[Records from a data collection]

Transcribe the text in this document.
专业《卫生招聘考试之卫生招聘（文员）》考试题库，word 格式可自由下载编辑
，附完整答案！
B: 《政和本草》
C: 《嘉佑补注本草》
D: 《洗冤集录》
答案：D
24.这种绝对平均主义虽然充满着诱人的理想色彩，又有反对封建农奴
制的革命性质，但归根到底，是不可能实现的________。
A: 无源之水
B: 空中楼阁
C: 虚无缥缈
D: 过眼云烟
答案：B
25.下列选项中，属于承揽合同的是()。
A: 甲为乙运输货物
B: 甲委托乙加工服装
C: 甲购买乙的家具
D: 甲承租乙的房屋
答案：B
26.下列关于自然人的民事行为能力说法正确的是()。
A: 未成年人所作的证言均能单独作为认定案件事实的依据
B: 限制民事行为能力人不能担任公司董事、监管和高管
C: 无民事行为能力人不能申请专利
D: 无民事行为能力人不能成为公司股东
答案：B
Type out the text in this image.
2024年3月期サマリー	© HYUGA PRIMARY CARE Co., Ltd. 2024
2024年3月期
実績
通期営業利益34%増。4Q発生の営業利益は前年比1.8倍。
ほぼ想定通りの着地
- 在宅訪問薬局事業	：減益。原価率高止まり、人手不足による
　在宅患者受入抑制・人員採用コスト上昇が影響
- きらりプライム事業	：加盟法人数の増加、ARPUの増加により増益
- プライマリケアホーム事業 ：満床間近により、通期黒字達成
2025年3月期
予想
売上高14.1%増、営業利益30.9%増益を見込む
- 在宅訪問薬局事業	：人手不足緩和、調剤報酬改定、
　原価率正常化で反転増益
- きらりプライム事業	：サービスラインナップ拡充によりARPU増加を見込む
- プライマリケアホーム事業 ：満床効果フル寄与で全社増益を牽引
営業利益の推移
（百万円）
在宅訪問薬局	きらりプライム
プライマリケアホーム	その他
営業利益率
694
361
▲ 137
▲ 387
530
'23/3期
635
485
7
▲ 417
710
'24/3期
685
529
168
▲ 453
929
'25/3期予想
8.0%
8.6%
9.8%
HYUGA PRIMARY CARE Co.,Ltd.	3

=== Stated exercise ===
Each entry above needs to be retyped exactly.

=== Task response ===
Transcribe the text in this document.
专业《卫生招聘考试之卫生招聘（文员）》考试题库，word 格式可自由下载编辑
，附完整答案！
B: 《政和本草》
C: 《嘉佑补注本草》
D: 《洗冤集录》
答案：D
24.这种绝对平均主义虽然充满着诱人的理想色彩，又有反对封建农奴
制的革命性质，但归根到底，是不可能实现的________。
A: 无源之水
B: 空中楼阁
C: 虚无缥缈
D: 过眼云烟
答案：B
25.下列选项中，属于承揽合同的是()。
A: 甲为乙运输货物
B: 甲委托乙加工服装
C: 甲购买乙的家具
D: 甲承租乙的房屋
答案：B
26.下列关于自然人的民事行为能力说法正确的是()。
A: 未成年人所作的证言均能单独作为认定案件事实的依据
B: 限制民事行为能力人不能担任公司董事、监管和高管
C: 无民事行为能力人不能申请专利
D: 无民事行为能力人不能成为公司股东
答案：B
Type out the text in this image.
2024年3月期サマリー	© HYUGA PRIMARY CARE Co., Ltd. 2024
2024年3月期
実績
通期営業利益34%増。4Q発生の営業利益は前年比1.8倍。
ほぼ想定通りの着地
- 在宅訪問薬局事業	：減益。原価率高止まり、人手不足による
　在宅患者受入抑制・人員採用コスト上昇が影響
- きらりプライム事業	：加盟法人数の増加、ARPUの増加により増益
- プライマリケアホーム事業 ：満床間近により、通期黒字達成
2025年3月期
予想
売上高14.1%増、営業利益30.9%増益を見込む
- 在宅訪問薬局事業	：人手不足緩和、調剤報酬改定、
　原価率正常化で反転増益
- きらりプライム事業	：サービスラインナップ拡充によりARPU増加を見込む
- プライマリケアホーム事業 ：満床効果フル寄与で全社増益を牽引
営業利益の推移
（百万円）
在宅訪問薬局	きらりプライム
プライマリケアホーム	その他
営業利益率
694
361
▲ 137
▲ 387
530
'23/3期
635
485
7
▲ 417
710
'24/3期
685
529
168
▲ 453
929
'25/3期予想
8.0%
8.6%
9.8%
HYUGA PRIMARY CARE Co.,Ltd.	3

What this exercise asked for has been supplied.